▼
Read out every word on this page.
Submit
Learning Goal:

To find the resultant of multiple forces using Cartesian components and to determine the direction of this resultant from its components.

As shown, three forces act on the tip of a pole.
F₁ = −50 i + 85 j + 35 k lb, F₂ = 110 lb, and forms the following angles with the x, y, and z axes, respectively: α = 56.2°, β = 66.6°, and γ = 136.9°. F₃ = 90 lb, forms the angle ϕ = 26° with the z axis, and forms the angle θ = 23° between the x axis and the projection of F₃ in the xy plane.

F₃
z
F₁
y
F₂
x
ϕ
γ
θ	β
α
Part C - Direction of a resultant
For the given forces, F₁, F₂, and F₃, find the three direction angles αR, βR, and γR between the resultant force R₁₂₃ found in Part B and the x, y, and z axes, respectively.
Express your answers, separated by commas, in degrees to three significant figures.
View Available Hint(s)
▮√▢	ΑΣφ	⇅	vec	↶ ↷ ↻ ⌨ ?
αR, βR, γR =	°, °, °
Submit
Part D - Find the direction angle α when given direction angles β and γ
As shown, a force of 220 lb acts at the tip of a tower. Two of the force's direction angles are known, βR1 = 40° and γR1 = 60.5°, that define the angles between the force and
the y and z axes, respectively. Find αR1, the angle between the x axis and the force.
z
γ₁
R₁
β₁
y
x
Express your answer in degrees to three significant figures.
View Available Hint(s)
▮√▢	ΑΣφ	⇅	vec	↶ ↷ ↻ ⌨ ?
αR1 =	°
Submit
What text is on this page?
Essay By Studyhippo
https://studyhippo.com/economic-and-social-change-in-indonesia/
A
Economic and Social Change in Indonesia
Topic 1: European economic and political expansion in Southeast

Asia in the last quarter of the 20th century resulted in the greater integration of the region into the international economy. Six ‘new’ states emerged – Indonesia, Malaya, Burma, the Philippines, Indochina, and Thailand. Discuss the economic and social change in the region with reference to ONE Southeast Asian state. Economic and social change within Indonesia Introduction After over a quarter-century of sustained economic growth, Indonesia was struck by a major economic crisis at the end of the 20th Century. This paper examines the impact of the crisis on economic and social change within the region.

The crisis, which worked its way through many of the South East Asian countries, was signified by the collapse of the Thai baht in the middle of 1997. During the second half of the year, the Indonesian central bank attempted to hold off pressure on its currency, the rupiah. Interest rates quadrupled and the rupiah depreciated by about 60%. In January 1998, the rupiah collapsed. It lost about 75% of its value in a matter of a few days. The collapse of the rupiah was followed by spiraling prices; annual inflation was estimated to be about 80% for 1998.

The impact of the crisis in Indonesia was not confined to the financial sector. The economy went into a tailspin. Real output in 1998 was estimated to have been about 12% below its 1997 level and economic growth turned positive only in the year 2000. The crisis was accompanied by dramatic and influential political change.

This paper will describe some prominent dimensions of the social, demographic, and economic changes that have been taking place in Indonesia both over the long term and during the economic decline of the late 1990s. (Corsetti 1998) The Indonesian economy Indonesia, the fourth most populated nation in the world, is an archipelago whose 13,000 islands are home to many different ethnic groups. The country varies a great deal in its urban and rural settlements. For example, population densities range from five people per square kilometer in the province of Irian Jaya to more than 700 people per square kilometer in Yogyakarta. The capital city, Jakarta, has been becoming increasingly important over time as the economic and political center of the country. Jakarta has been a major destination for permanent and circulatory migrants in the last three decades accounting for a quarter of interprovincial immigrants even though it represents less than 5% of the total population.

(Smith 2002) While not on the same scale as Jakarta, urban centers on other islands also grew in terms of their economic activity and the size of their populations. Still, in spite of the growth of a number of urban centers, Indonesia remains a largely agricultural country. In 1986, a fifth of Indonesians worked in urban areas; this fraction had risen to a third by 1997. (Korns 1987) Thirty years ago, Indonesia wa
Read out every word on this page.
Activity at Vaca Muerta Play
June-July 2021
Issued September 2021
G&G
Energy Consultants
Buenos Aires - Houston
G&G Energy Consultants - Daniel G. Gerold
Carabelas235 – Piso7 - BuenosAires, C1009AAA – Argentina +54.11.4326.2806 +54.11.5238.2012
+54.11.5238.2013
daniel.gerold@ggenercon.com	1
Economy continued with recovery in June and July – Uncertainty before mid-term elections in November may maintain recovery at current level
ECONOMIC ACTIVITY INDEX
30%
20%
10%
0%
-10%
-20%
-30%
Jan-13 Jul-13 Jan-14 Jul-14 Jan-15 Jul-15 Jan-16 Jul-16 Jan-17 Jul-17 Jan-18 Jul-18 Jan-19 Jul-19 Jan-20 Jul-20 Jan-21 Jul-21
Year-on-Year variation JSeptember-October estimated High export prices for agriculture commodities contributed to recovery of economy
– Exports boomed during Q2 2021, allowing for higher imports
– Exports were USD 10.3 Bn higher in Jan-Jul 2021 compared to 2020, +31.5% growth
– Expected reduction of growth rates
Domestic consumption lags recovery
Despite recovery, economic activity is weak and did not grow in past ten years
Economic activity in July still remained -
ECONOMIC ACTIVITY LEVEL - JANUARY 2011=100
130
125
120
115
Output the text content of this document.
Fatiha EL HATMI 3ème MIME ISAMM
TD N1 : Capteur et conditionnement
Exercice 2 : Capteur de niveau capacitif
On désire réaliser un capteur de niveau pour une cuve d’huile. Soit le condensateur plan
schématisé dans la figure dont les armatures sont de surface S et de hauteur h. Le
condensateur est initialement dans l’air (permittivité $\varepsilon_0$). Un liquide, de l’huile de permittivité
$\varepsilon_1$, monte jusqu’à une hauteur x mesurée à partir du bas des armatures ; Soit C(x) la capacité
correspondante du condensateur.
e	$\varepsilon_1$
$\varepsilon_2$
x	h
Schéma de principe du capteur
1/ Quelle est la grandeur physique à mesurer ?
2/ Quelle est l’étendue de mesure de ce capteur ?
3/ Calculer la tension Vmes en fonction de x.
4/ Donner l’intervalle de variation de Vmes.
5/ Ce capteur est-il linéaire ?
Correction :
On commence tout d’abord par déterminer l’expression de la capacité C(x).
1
▲
## EXERCISE AIM
Your task is to repeat every line exactly.

## THE COMPLETED TASK
Read out every word on this page.
Submit
Learning Goal:

To find the resultant of multiple forces using Cartesian components and to determine the direction of this resultant from its components.

As shown, three forces act on the tip of a pole.
F₁ = −50 i + 85 j + 35 k lb, F₂ = 110 lb, and forms the following angles with the x, y, and z axes, respectively: α = 56.2°, β = 66.6°, and γ = 136.9°. F₃ = 90 lb, forms the angle ϕ = 26° with the z axis, and forms the angle θ = 23° between the x axis and the projection of F₃ in the xy plane.

F₃
z
F₁
y
F₂
x
ϕ
γ
θ	β
α
Part C - Direction of a resultant
For the given forces, F₁, F₂, and F₃, find the three direction angles αR, βR, and γR between the resultant force R₁₂₃ found in Part B and the x, y, and z axes, respectively.
Express your answers, separated by commas, in degrees to three significant figures.
View Available Hint(s)
▮√▢	ΑΣφ	⇅	vec	↶ ↷ ↻ ⌨ ?
αR, βR, γR =	°, °, °
Submit
Part D - Find the direction angle α when given direction angles β and γ
As shown, a force of 220 lb acts at the tip of a tower. Two of the force's direction angles are known, βR1 = 40° and γR1 = 60.5°, that define the angles between the force and
the y and z axes, respectively. Find αR1, the angle between the x axis and the force.
z
γ₁
R₁
β₁
y
x
Express your answer in degrees to three significant figures.
View Available Hint(s)
▮√▢	ΑΣφ	⇅	vec	↶ ↷ ↻ ⌨ ?
αR1 =	°
Submit
What text is on this page?
Essay By Studyhippo
https://studyhippo.com/economic-and-social-change-in-indonesia/
A
Economic and Social Change in Indonesia
Topic 1: European economic and political expansion in Southeast

Asia in the last quarter of the 20th century resulted in the greater integration of the region into the international economy. Six ‘new’ states emerged – Indonesia, Malaya, Burma, the Philippines, Indochina, and Thailand. Discuss the economic and social change in the region with reference to ONE Southeast Asian state. Economic and social change within Indonesia Introduction After over a quarter-century of sustained economic growth, Indonesia was struck by a major economic crisis at the end of the 20th Century. This paper examines the impact of the crisis on economic and social change within the region.

The crisis, which worked its way through many of the South East Asian countries, was signified by the collapse of the Thai baht in the middle of 1997. During the second half of the year, the Indonesian central bank attempted to hold off pressure on its currency, the rupiah. Interest rates quadrupled and the rupiah depreciated by about 60%. In January 1998, the rupiah collapsed. It lost about 75% of its value in a matter of a few days. The collapse of the rupiah was followed by spiraling prices; annual inflation was estimated to be about 80% for 1998.

The impact of the crisis in Indonesia was not confined to the financial sector. The economy went into a tailspin. Real output in 1998 was estimated to have been about 12% below its 1997 level and economic growth turned positive only in the year 2000. The crisis was accompanied by dramatic and influential political change.

This paper will describe some prominent dimensions of the social, demographic, and economic changes that have been taking place in Indonesia both over the long term and during the economic decline of the late 1990s. (Corsetti 1998) The Indonesian economy Indonesia, the fourth most populated nation in the world, is an archipelago whose 13,000 islands are home to many different ethnic groups. The country varies a great deal in its urban and rural settlements. For example, population densities range from five people per square kilometer in the province of Irian Jaya to more than 700 people per square kilometer in Yogyakarta. The capital city, Jakarta, has been becoming increasingly important over time as the economic and political center of the country. Jakarta has been a major destination for permanent and circulatory migrants in the last three decades accounting for a quarter of interprovincial immigrants even though it represents less than 5% of the total population.

(Smith 2002) While not on the same scale as Jakarta, urban centers on other islands also grew in terms of their economic activity and the size of their populations. Still, in spite of the growth of a number of urban centers, Indonesia remains a largely agricultural country. In 1986, a fifth of Indonesians worked in urban areas; this fraction had risen to a third by 1997. (Korns 1987) Thirty years ago, Indonesia wa
Read out every word on this page.
Activity at Vaca Muerta Play
June-July 2021
Issued September 2021
G&G
Energy Consultants
Buenos Aires - Houston
G&G Energy Consultants - Daniel G. Gerold
Carabelas235 – Piso7 - BuenosAires, C1009AAA – Argentina +54.11.4326.2806 +54.11.5238.2012
+54.11.5238.2013
daniel.gerold@ggenercon.com	1
Economy continued with recovery in June and July – Uncertainty before mid-term elections in November may maintain recovery at current level
ECONOMIC ACTIVITY INDEX
30%
20%
10%
0%
-10%
-20%
-30%
Jan-13 Jul-13 Jan-14 Jul-14 Jan-15 Jul-15 Jan-16 Jul-16 Jan-17 Jul-17 Jan-18 Jul-18 Jan-19 Jul-19 Jan-20 Jul-20 Jan-21 Jul-21
Year-on-Year variation JSeptember-October estimated High export prices for agriculture commodities contributed to recovery of economy
– Exports boomed during Q2 2021, allowing for higher imports
– Exports were USD 10.3 Bn higher in Jan-Jul 2021 compared to 2020, +31.5% growth
– Expected reduction of growth rates
Domestic consumption lags recovery
Despite recovery, economic activity is weak and did not grow in past ten years
Economic activity in July still remained -
ECONOMIC ACTIVITY LEVEL - JANUARY 2011=100
130
125
120
115
Output the text content of this document.
Fatiha EL HATMI 3ème MIME ISAMM
TD N1 : Capteur et conditionnement
Exercice 2 : Capteur de niveau capacitif
On désire réaliser un capteur de niveau pour une cuve d’huile. Soit le condensateur plan
schématisé dans la figure dont les armatures sont de surface S et de hauteur h. Le
condensateur est initialement dans l’air (permittivité $\varepsilon_0$). Un liquide, de l’huile de permittivité
$\varepsilon_1$, monte jusqu’à une hauteur x mesurée à partir du bas des armatures ; Soit C(x) la capacité
correspondante du condensateur.
e	$\varepsilon_1$
$\varepsilon_2$
x	h
Schéma de principe du capteur
1/ Quelle est la grandeur physique à mesurer ?
2/ Quelle est l’étendue de mesure de ce capteur ?
3/ Calculer la tension Vmes en fonction de x.
4/ Donner l’intervalle de variation de Vmes.
5/ Ce capteur est-il linéaire ?
Correction :
On commence tout d’abord par déterminer l’expression de la capacité C(x).
1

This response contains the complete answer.